_MATERIAL FOR THE TASK_
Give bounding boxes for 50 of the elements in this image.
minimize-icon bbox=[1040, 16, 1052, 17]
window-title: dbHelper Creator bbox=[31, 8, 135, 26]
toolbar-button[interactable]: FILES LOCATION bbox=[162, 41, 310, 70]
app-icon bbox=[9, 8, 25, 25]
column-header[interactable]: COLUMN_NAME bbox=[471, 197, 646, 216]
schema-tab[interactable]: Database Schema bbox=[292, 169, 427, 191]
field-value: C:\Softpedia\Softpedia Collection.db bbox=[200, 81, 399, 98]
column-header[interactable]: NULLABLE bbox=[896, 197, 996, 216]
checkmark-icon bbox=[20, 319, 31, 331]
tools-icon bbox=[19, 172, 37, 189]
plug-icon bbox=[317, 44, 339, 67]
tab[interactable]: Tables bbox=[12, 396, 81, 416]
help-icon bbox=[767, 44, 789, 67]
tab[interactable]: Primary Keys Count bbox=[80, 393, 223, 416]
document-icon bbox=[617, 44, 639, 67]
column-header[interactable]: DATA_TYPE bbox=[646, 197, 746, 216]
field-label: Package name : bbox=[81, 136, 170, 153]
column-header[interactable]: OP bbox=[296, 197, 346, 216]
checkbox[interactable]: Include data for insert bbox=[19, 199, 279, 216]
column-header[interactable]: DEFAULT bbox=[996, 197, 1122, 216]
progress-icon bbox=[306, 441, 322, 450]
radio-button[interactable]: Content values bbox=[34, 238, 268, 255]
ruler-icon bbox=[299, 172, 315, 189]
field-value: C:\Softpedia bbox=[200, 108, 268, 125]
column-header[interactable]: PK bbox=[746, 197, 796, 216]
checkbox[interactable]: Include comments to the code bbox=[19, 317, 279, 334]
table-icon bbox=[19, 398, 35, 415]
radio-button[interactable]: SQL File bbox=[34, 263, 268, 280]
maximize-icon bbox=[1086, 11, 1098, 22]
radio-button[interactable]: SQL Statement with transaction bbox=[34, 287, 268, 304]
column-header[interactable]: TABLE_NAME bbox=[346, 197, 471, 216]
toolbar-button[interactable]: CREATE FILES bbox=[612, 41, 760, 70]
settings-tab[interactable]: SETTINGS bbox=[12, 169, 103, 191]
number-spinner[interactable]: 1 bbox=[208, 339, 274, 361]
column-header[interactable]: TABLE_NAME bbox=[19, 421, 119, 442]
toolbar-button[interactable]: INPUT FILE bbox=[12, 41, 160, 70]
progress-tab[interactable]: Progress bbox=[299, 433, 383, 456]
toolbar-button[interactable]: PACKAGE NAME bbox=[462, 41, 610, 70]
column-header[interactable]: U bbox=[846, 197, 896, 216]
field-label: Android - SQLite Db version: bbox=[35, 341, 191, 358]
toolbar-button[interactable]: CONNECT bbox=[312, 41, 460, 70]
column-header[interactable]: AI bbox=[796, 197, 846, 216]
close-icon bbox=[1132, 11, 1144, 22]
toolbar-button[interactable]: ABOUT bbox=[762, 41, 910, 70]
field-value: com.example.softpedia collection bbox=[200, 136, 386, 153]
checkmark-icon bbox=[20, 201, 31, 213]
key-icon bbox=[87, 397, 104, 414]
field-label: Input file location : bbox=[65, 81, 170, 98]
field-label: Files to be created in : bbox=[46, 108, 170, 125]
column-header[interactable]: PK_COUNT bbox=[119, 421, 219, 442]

_EXERCISE_
Transcribe every line of the records above verbatim, keeping their original order.

_SOLVED PROBLEM_
Give bounding boxes for 50 of the elements in this image.
minimize-icon bbox=[1040, 16, 1052, 17]
window-title: dbHelper Creator bbox=[31, 8, 135, 26]
toolbar-button[interactable]: FILES LOCATION bbox=[162, 41, 310, 70]
app-icon bbox=[9, 8, 25, 25]
column-header[interactable]: COLUMN_NAME bbox=[471, 197, 646, 216]
schema-tab[interactable]: Database Schema bbox=[292, 169, 427, 191]
field-value: C:\Softpedia\Softpedia Collection.db bbox=[200, 81, 399, 98]
column-header[interactable]: NULLABLE bbox=[896, 197, 996, 216]
checkmark-icon bbox=[20, 319, 31, 331]
tools-icon bbox=[19, 172, 37, 189]
plug-icon bbox=[317, 44, 339, 67]
tab[interactable]: Tables bbox=[12, 396, 81, 416]
help-icon bbox=[767, 44, 789, 67]
tab[interactable]: Primary Keys Count bbox=[80, 393, 223, 416]
document-icon bbox=[617, 44, 639, 67]
column-header[interactable]: DATA_TYPE bbox=[646, 197, 746, 216]
field-label: Package name : bbox=[81, 136, 170, 153]
column-header[interactable]: OP bbox=[296, 197, 346, 216]
checkbox[interactable]: Include data for insert bbox=[19, 199, 279, 216]
column-header[interactable]: DEFAULT bbox=[996, 197, 1122, 216]
progress-icon bbox=[306, 441, 322, 450]
radio-button[interactable]: Content values bbox=[34, 238, 268, 255]
ruler-icon bbox=[299, 172, 315, 189]
field-value: C:\Softpedia bbox=[200, 108, 268, 125]
column-header[interactable]: PK bbox=[746, 197, 796, 216]
checkbox[interactable]: Include comments to the code bbox=[19, 317, 279, 334]
table-icon bbox=[19, 398, 35, 415]
radio-button[interactable]: SQL File bbox=[34, 263, 268, 280]
maximize-icon bbox=[1086, 11, 1098, 22]
radio-button[interactable]: SQL Statement with transaction bbox=[34, 287, 268, 304]
column-header[interactable]: TABLE_NAME bbox=[346, 197, 471, 216]
toolbar-button[interactable]: CREATE FILES bbox=[612, 41, 760, 70]
settings-tab[interactable]: SETTINGS bbox=[12, 169, 103, 191]
number-spinner[interactable]: 1 bbox=[208, 339, 274, 361]
column-header[interactable]: TABLE_NAME bbox=[19, 421, 119, 442]
toolbar-button[interactable]: INPUT FILE bbox=[12, 41, 160, 70]
progress-tab[interactable]: Progress bbox=[299, 433, 383, 456]
toolbar-button[interactable]: PACKAGE NAME bbox=[462, 41, 610, 70]
column-header[interactable]: U bbox=[846, 197, 896, 216]
field-label: Android - SQLite Db version: bbox=[35, 341, 191, 358]
toolbar-button[interactable]: CONNECT bbox=[312, 41, 460, 70]
column-header[interactable]: AI bbox=[796, 197, 846, 216]
close-icon bbox=[1132, 11, 1144, 22]
toolbar-button[interactable]: ABOUT bbox=[762, 41, 910, 70]
field-value: com.example.softpedia collection bbox=[200, 136, 386, 153]
checkmark-icon bbox=[20, 201, 31, 213]
key-icon bbox=[87, 397, 104, 414]
field-label: Input file location : bbox=[65, 81, 170, 98]
field-label: Files to be created in : bbox=[46, 108, 170, 125]
column-header[interactable]: PK_COUNT bbox=[119, 421, 219, 442]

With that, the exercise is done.